### [Task instructions]
In the records below, find each line containing the word "frac" and copy it.

### [Source records]
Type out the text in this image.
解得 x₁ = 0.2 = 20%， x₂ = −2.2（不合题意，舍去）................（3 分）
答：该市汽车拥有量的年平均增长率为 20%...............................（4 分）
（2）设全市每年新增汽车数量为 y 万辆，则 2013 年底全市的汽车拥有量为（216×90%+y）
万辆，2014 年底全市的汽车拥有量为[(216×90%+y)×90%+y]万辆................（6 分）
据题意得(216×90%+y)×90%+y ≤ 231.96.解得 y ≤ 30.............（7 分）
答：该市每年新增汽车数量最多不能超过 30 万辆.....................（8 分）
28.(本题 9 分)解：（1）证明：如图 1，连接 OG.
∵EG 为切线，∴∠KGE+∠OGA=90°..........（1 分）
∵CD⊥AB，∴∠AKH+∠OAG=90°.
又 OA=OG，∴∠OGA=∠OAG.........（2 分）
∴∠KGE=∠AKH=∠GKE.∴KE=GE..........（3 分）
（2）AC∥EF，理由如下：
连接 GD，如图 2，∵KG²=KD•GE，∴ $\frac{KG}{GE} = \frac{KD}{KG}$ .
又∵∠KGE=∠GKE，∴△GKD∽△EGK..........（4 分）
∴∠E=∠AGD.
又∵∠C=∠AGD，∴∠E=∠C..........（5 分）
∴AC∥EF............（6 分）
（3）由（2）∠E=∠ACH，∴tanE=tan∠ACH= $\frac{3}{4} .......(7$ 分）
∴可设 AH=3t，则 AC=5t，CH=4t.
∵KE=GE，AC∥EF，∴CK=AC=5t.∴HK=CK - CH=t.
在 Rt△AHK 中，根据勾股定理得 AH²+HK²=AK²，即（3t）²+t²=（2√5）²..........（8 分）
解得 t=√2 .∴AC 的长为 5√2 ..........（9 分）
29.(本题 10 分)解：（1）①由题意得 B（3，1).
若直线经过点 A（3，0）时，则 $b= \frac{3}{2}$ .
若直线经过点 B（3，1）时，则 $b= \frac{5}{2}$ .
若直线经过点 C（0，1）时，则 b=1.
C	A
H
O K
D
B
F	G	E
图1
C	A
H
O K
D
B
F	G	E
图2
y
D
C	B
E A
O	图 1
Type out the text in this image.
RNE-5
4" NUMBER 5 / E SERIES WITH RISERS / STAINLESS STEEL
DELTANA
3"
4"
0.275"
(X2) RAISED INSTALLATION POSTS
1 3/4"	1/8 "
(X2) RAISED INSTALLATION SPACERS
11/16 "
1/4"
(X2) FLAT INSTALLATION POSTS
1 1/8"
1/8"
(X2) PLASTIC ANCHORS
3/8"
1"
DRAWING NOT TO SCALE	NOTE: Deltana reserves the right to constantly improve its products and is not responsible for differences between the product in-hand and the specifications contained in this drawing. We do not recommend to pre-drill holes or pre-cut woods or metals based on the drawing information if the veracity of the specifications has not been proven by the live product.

### [Task solution]
连接 GD，如图 2，∵KG²=KD•GE，∴ $\frac{KG}{GE} = \frac{KD}{KG}$ .
（3）由（2）∠E=∠ACH，∴tanE=tan∠ACH= $\frac{3}{4} .......(7$ 分）
若直线经过点 A（3，0）时，则 $b= \frac{3}{2}$ .
若直线经过点 B（3，1）时，则 $b= \frac{5}{2}$ .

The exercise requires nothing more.